PROBLEM REQUIREMENTS:
Take every line from the material that has the word "Interior" in it.

────

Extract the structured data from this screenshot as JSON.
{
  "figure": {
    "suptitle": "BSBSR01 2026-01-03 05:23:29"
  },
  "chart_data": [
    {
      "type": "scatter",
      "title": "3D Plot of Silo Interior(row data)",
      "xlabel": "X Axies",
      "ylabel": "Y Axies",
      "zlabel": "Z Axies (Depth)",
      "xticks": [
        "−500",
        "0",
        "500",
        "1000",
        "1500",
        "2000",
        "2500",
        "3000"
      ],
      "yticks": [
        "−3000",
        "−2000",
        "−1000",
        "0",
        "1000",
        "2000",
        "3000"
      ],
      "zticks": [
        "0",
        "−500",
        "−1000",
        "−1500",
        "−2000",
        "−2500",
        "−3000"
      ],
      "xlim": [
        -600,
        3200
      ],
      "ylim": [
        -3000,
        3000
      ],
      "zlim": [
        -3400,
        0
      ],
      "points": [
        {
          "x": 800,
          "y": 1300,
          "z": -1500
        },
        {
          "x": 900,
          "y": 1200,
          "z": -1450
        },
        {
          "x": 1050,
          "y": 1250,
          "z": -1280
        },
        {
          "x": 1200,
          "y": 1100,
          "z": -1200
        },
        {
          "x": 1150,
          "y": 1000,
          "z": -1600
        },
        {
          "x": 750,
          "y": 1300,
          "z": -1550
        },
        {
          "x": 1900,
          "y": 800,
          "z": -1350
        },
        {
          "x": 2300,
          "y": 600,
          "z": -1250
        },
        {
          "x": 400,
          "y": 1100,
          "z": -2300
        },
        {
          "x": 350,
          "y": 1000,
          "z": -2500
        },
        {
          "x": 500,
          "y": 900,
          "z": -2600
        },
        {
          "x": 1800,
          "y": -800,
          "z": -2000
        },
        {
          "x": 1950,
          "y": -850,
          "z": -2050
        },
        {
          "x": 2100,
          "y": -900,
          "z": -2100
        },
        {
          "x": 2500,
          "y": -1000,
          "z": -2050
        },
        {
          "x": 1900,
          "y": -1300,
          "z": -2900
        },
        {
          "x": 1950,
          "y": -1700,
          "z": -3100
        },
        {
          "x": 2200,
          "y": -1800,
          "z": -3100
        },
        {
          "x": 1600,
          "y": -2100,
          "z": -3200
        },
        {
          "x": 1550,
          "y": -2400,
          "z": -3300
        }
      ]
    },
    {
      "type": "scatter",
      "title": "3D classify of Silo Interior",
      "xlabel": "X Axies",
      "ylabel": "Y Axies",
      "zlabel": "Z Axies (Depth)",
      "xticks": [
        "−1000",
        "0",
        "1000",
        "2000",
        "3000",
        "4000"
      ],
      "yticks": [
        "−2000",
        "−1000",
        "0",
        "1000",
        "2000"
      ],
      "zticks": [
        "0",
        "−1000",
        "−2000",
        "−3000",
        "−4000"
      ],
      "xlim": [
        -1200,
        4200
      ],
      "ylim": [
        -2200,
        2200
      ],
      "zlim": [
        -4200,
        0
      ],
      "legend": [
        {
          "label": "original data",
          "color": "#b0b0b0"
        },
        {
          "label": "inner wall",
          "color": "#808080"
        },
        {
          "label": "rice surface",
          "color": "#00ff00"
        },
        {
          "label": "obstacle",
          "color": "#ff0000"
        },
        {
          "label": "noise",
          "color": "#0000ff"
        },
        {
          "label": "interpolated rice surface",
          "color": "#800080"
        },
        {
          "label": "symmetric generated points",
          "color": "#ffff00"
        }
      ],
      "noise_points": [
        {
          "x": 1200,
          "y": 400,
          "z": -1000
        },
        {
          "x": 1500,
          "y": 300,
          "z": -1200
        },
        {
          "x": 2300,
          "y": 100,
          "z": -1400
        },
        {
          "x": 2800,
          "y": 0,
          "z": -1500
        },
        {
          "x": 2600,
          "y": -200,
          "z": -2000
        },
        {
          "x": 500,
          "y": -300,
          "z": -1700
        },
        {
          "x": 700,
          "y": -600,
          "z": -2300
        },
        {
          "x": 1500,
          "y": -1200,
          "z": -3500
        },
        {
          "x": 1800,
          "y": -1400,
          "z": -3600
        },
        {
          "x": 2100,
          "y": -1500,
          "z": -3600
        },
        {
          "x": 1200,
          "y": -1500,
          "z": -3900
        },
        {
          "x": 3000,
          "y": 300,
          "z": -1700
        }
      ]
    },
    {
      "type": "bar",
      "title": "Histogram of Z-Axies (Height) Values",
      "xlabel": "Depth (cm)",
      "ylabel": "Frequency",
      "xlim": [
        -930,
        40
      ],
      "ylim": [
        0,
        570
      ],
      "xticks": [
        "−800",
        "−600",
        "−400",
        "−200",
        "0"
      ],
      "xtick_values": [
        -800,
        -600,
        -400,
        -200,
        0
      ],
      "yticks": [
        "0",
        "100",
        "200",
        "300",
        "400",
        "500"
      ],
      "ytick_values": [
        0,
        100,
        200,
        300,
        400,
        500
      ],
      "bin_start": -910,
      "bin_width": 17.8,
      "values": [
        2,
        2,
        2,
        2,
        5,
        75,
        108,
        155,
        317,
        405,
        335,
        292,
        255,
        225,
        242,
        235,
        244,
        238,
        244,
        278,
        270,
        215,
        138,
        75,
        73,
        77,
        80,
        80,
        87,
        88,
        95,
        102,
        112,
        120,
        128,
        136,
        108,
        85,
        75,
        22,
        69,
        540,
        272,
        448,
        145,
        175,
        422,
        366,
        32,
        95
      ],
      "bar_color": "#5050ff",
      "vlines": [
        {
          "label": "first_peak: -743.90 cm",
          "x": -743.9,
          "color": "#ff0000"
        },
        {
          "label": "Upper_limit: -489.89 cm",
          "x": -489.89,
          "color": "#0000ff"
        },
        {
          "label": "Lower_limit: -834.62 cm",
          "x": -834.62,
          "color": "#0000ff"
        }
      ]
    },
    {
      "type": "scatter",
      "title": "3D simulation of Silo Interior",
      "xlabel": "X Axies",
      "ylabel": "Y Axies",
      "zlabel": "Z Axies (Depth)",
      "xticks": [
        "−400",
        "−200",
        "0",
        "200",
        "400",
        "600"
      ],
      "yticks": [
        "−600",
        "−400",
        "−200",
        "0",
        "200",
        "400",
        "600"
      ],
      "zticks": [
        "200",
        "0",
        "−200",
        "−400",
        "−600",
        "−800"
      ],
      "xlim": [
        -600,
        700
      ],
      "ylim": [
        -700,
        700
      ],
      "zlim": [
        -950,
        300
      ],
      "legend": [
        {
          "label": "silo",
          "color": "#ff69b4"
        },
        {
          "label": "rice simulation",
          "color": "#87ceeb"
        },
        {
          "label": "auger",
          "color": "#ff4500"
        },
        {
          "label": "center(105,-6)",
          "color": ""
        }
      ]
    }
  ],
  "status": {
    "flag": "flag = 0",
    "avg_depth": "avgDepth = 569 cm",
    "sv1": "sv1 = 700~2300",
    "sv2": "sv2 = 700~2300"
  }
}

────

TASK OUTPUT:
      "title": "3D Plot of Silo Interior(row data)",
      "title": "3D classify of Silo Interior",
      "title": "3D simulation of Silo Interior",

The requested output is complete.